## Records for the task
■ ■ ■ ■ ■ ■ ■

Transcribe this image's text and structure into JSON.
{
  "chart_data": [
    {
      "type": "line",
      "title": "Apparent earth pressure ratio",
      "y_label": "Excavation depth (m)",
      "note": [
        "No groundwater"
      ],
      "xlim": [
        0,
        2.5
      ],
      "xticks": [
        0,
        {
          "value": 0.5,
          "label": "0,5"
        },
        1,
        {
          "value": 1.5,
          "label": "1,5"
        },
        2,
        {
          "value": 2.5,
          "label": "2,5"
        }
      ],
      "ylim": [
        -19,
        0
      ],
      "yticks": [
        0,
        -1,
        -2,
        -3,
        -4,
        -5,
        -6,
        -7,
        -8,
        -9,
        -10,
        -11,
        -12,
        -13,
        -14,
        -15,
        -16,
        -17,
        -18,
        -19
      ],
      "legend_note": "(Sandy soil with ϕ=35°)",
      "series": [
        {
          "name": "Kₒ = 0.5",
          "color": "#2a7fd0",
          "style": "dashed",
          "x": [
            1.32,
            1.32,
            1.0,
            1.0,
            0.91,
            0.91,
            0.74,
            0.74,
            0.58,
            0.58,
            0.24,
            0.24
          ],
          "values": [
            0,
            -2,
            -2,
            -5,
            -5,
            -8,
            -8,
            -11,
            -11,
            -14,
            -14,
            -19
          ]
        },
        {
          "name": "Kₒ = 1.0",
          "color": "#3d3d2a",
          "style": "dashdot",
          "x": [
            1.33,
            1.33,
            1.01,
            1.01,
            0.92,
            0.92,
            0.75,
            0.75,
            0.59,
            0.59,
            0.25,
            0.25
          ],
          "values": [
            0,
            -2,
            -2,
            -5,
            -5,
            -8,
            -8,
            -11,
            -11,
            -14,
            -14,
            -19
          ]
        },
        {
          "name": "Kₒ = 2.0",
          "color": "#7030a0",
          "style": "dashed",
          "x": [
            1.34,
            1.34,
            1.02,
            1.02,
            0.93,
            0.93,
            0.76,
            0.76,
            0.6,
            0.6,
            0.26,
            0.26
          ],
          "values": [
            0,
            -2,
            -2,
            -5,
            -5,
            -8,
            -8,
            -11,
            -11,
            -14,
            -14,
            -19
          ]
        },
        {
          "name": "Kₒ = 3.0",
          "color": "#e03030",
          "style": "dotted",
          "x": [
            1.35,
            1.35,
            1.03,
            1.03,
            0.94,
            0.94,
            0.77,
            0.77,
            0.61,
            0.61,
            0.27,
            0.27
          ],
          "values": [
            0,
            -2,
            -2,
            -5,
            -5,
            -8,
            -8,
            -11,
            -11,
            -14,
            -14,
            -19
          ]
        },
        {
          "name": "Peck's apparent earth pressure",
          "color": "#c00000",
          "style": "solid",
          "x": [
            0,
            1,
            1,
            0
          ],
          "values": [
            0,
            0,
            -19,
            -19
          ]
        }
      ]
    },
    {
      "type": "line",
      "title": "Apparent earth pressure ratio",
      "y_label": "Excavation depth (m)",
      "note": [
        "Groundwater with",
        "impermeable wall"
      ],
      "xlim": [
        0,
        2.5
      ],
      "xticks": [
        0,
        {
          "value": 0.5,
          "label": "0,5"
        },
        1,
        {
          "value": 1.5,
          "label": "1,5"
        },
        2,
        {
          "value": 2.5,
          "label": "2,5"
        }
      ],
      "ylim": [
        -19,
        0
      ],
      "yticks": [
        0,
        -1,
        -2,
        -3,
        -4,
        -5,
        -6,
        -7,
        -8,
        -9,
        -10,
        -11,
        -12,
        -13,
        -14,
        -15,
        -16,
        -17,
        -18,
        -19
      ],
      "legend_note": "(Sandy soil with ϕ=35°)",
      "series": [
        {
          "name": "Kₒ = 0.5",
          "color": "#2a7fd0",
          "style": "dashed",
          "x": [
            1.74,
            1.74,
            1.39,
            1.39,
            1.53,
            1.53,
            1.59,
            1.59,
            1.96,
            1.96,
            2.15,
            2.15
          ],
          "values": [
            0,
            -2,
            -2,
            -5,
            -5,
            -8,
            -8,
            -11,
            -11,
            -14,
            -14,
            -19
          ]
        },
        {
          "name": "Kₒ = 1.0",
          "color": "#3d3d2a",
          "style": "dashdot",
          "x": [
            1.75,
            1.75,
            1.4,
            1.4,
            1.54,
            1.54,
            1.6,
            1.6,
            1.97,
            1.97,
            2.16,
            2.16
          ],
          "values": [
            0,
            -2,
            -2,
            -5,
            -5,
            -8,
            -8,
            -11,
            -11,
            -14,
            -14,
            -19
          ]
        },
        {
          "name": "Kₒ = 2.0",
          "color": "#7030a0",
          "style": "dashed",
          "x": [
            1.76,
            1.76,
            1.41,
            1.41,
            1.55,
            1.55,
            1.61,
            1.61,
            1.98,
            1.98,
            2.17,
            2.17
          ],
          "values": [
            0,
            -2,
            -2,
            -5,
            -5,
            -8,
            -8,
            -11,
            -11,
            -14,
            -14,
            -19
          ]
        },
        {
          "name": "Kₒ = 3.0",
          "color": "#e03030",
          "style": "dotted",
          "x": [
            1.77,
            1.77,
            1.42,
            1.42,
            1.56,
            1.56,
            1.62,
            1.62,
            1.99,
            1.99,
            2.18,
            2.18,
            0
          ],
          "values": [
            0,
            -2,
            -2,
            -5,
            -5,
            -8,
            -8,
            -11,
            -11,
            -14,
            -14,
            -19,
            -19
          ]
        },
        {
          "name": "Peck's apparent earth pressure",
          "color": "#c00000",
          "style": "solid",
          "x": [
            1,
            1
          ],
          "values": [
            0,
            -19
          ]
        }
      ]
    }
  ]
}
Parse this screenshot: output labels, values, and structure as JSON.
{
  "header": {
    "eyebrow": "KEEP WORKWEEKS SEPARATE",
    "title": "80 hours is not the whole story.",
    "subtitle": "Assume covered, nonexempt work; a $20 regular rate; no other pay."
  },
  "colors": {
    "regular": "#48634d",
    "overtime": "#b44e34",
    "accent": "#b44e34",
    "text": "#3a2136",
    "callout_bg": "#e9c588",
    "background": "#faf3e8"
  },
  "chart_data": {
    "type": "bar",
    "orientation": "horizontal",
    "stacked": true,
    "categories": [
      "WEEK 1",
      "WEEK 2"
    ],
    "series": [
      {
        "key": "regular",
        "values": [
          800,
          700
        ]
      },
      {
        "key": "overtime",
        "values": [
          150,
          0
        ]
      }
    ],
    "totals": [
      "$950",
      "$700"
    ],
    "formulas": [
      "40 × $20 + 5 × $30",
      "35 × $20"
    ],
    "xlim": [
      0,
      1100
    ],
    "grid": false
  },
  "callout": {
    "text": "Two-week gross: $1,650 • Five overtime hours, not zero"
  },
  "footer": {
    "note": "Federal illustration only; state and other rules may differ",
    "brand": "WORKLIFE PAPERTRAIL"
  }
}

■ ■ ■ ■ ■ ■ ■

## Stated problem
Copy every line of the records word for word.

## Result of the exercise
Transcribe this image's text and structure into JSON.
{
  "chart_data": [
    {
      "type": "line",
      "title": "Apparent earth pressure ratio",
      "y_label": "Excavation depth (m)",
      "note": [
        "No groundwater"
      ],
      "xlim": [
        0,
        2.5
      ],
      "xticks": [
        0,
        {
          "value": 0.5,
          "label": "0,5"
        },
        1,
        {
          "value": 1.5,
          "label": "1,5"
        },
        2,
        {
          "value": 2.5,
          "label": "2,5"
        }
      ],
      "ylim": [
        -19,
        0
      ],
      "yticks": [
        0,
        -1,
        -2,
        -3,
        -4,
        -5,
        -6,
        -7,
        -8,
        -9,
        -10,
        -11,
        -12,
        -13,
        -14,
        -15,
        -16,
        -17,
        -18,
        -19
      ],
      "legend_note": "(Sandy soil with ϕ=35°)",
      "series": [
        {
          "name": "Kₒ = 0.5",
          "color": "#2a7fd0",
          "style": "dashed",
          "x": [
            1.32,
            1.32,
            1.0,
            1.0,
            0.91,
            0.91,
            0.74,
            0.74,
            0.58,
            0.58,
            0.24,
            0.24
          ],
          "values": [
            0,
            -2,
            -2,
            -5,
            -5,
            -8,
            -8,
            -11,
            -11,
            -14,
            -14,
            -19
          ]
        },
        {
          "name": "Kₒ = 1.0",
          "color": "#3d3d2a",
          "style": "dashdot",
          "x": [
            1.33,
            1.33,
            1.01,
            1.01,
            0.92,
            0.92,
            0.75,
            0.75,
            0.59,
            0.59,
            0.25,
            0.25
          ],
          "values": [
            0,
            -2,
            -2,
            -5,
            -5,
            -8,
            -8,
            -11,
            -11,
            -14,
            -14,
            -19
          ]
        },
        {
          "name": "Kₒ = 2.0",
          "color": "#7030a0",
          "style": "dashed",
          "x": [
            1.34,
            1.34,
            1.02,
            1.02,
            0.93,
            0.93,
            0.76,
            0.76,
            0.6,
            0.6,
            0.26,
            0.26
          ],
          "values": [
            0,
            -2,
            -2,
            -5,
            -5,
            -8,
            -8,
            -11,
            -11,
            -14,
            -14,
            -19
          ]
        },
        {
          "name": "Kₒ = 3.0",
          "color": "#e03030",
          "style": "dotted",
          "x": [
            1.35,
            1.35,
            1.03,
            1.03,
            0.94,
            0.94,
            0.77,
            0.77,
            0.61,
            0.61,
            0.27,
            0.27
          ],
          "values": [
            0,
            -2,
            -2,
            -5,
            -5,
            -8,
            -8,
            -11,
            -11,
            -14,
            -14,
            -19
          ]
        },
        {
          "name": "Peck's apparent earth pressure",
          "color": "#c00000",
          "style": "solid",
          "x": [
            0,
            1,
            1,
            0
          ],
          "values": [
            0,
            0,
            -19,
            -19
          ]
        }
      ]
    },
    {
      "type": "line",
      "title": "Apparent earth pressure ratio",
      "y_label": "Excavation depth (m)",
      "note": [
        "Groundwater with",
        "impermeable wall"
      ],
      "xlim": [
        0,
        2.5
      ],
      "xticks": [
        0,
        {
          "value": 0.5,
          "label": "0,5"
        },
        1,
        {
          "value": 1.5,
          "label": "1,5"
        },
        2,
        {
          "value": 2.5,
          "label": "2,5"
        }
      ],
      "ylim": [
        -19,
        0
      ],
      "yticks": [
        0,
        -1,
        -2,
        -3,
        -4,
        -5,
        -6,
        -7,
        -8,
        -9,
        -10,
        -11,
        -12,
        -13,
        -14,
        -15,
        -16,
        -17,
        -18,
        -19
      ],
      "legend_note": "(Sandy soil with ϕ=35°)",
      "series": [
        {
          "name": "Kₒ = 0.5",
          "color": "#2a7fd0",
          "style": "dashed",
          "x": [
            1.74,
            1.74,
            1.39,
            1.39,
            1.53,
            1.53,
            1.59,
            1.59,
            1.96,
            1.96,
            2.15,
            2.15
          ],
          "values": [
            0,
            -2,
            -2,
            -5,
            -5,
            -8,
            -8,
            -11,
            -11,
            -14,
            -14,
            -19
          ]
        },
        {
          "name": "Kₒ = 1.0",
          "color": "#3d3d2a",
          "style": "dashdot",
          "x": [
            1.75,
            1.75,
            1.4,
            1.4,
            1.54,
            1.54,
            1.6,
            1.6,
            1.97,
            1.97,
            2.16,
            2.16
          ],
          "values": [
            0,
            -2,
            -2,
            -5,
            -5,
            -8,
            -8,
            -11,
            -11,
            -14,
            -14,
            -19
          ]
        },
        {
          "name": "Kₒ = 2.0",
          "color": "#7030a0",
          "style": "dashed",
          "x": [
            1.76,
            1.76,
            1.41,
            1.41,
            1.55,
            1.55,
            1.61,
            1.61,
            1.98,
            1.98,
            2.17,
            2.17
          ],
          "values": [
            0,
            -2,
            -2,
            -5,
            -5,
            -8,
            -8,
            -11,
            -11,
            -14,
            -14,
            -19
          ]
        },
        {
          "name": "Kₒ = 3.0",
          "color": "#e03030",
          "style": "dotted",
          "x": [
            1.77,
            1.77,
            1.42,
            1.42,
            1.56,
            1.56,
            1.62,
            1.62,
            1.99,
            1.99,
            2.18,
            2.18,
            0
          ],
          "values": [
            0,
            -2,
            -2,
            -5,
            -5,
            -8,
            -8,
            -11,
            -11,
            -14,
            -14,
            -19,
            -19
          ]
        },
        {
          "name": "Peck's apparent earth pressure",
          "color": "#c00000",
          "style": "solid",
          "x": [
            1,
            1
          ],
          "values": [
            0,
            -19
          ]
        }
      ]
    }
  ]
}
Parse this screenshot: output labels, values, and structure as JSON.
{
  "header": {
    "eyebrow": "KEEP WORKWEEKS SEPARATE",
    "title": "80 hours is not the whole story.",
    "subtitle": "Assume covered, nonexempt work; a $20 regular rate; no other pay."
  },
  "colors": {
    "regular": "#48634d",
    "overtime": "#b44e34",
    "accent": "#b44e34",
    "text": "#3a2136",
    "callout_bg": "#e9c588",
    "background": "#faf3e8"
  },
  "chart_data": {
    "type": "bar",
    "orientation": "horizontal",
    "stacked": true,
    "categories": [
      "WEEK 1",
      "WEEK 2"
    ],
    "series": [
      {
        "key": "regular",
        "values": [
          800,
          700
        ]
      },
      {
        "key": "overtime",
        "values": [
          150,
          0
        ]
      }
    ],
    "totals": [
      "$950",
      "$700"
    ],
    "formulas": [
      "40 × $20 + 5 × $30",
      "35 × $20"
    ],
    "xlim": [
      0,
      1100
    ],
    "grid": false
  },
  "callout": {
    "text": "Two-week gross: $1,650 • Five overtime hours, not zero"
  },
  "footer": {
    "note": "Federal illustration only; state and other rules may differ",
    "brand": "WORKLIFE PAPERTRAIL"
  }
}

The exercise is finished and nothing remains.